**Required task**
Which lines contain the string "this"? Please list every one of them.

Figure record listings
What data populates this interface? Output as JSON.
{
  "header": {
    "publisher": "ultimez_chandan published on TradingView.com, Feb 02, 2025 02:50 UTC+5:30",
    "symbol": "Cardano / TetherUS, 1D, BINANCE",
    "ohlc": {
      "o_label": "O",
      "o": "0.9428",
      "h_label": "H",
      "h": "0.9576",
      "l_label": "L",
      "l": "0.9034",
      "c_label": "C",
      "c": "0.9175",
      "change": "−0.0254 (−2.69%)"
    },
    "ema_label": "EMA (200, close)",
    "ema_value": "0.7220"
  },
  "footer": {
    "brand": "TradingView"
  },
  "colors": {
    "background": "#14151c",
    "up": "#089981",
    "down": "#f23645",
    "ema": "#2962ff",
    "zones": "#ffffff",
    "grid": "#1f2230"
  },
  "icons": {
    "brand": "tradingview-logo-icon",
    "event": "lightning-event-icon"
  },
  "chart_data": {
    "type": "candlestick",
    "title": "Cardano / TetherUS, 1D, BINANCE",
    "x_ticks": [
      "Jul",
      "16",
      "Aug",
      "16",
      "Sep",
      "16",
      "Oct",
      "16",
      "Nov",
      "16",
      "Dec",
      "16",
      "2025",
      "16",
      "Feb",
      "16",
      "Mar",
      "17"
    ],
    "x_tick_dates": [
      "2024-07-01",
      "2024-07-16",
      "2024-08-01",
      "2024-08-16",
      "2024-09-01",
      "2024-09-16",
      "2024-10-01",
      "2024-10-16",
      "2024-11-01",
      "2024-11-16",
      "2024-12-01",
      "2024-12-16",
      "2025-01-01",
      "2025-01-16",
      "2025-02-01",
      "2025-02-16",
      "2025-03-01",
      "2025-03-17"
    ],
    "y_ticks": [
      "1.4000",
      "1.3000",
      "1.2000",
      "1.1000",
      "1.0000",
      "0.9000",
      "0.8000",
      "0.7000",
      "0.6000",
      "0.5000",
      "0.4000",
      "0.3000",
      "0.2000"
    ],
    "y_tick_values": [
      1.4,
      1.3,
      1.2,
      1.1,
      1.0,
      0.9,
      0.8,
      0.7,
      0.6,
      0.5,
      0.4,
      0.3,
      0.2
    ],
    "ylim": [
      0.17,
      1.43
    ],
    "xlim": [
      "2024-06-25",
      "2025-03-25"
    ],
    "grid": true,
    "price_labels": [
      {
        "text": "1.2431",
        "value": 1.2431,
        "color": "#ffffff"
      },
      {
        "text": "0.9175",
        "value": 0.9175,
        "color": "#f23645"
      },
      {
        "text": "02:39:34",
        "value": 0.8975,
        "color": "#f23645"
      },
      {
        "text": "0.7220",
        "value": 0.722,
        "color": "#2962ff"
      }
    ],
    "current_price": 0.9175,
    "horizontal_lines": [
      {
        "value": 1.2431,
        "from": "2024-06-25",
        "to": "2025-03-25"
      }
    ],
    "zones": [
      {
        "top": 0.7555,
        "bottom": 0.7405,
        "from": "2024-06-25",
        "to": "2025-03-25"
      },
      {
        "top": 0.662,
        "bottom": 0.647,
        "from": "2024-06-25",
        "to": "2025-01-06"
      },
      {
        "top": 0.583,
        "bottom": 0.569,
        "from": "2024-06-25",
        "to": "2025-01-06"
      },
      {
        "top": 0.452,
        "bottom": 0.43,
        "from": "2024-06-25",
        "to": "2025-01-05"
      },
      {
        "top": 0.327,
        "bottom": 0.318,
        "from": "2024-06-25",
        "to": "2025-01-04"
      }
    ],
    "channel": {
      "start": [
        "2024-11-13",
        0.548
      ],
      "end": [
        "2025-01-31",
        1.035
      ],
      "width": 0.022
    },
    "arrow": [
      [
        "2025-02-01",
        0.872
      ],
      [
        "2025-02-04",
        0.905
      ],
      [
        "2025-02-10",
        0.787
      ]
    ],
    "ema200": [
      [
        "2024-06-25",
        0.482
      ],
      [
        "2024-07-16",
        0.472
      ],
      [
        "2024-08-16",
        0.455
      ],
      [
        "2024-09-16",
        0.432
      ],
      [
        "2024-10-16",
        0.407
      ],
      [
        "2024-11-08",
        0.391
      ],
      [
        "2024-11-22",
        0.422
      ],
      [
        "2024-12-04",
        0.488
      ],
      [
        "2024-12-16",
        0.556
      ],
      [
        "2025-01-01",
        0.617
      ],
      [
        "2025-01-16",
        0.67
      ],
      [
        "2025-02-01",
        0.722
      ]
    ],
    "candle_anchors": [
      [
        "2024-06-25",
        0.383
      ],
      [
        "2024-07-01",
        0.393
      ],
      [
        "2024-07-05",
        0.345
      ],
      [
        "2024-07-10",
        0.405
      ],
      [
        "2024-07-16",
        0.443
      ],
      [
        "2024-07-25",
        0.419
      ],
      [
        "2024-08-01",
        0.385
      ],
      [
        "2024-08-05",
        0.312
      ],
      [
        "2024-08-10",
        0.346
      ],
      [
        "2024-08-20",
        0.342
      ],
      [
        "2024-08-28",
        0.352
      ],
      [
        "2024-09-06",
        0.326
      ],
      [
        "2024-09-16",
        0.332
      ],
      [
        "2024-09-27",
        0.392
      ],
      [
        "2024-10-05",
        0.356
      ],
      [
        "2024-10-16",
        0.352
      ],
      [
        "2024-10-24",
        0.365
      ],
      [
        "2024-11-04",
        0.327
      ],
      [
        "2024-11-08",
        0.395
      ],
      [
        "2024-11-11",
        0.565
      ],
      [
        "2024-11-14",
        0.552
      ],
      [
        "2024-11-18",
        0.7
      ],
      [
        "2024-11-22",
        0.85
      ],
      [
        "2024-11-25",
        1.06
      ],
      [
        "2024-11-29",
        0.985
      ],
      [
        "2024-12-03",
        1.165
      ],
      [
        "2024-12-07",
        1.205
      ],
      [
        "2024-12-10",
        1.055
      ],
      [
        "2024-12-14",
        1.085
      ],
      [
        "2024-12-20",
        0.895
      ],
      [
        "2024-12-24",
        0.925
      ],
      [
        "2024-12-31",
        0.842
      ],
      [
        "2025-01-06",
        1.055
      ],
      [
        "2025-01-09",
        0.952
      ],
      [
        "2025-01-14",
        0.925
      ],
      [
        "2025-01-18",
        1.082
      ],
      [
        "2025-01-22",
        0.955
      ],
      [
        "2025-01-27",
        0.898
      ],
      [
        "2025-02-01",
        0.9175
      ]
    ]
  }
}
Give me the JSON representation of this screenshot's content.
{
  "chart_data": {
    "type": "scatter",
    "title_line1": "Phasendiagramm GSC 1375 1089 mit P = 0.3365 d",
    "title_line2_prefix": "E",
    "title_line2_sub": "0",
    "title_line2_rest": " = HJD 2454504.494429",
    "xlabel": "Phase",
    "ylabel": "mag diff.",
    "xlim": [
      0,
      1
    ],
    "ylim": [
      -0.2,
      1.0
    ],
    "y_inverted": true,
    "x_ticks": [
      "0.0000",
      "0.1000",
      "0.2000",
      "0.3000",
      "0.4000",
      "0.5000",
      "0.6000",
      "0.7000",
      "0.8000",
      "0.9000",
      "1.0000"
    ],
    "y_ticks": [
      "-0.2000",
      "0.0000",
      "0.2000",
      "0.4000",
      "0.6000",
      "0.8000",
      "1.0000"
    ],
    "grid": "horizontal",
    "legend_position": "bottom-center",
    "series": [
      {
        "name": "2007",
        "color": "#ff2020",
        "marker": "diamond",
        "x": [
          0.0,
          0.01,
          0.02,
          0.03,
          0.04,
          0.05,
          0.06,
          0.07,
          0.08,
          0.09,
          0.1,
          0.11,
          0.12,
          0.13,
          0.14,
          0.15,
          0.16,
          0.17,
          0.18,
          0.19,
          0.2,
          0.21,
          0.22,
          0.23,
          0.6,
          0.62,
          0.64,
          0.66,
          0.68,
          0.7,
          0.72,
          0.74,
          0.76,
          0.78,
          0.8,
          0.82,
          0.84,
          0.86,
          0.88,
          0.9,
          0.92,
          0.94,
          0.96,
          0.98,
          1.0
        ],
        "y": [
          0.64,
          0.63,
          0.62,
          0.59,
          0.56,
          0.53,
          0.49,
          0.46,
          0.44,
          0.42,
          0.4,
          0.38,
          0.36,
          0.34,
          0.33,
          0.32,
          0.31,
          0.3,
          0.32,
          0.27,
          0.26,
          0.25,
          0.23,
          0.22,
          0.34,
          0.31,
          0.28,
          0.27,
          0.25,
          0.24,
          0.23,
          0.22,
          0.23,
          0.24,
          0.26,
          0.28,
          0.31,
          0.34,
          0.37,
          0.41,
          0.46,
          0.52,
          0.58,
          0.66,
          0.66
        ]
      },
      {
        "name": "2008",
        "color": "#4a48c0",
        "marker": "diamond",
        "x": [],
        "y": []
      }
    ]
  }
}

**Written reply**
What data populates this interface? Output as JSON.
Give me the JSON representation of this screenshot's content.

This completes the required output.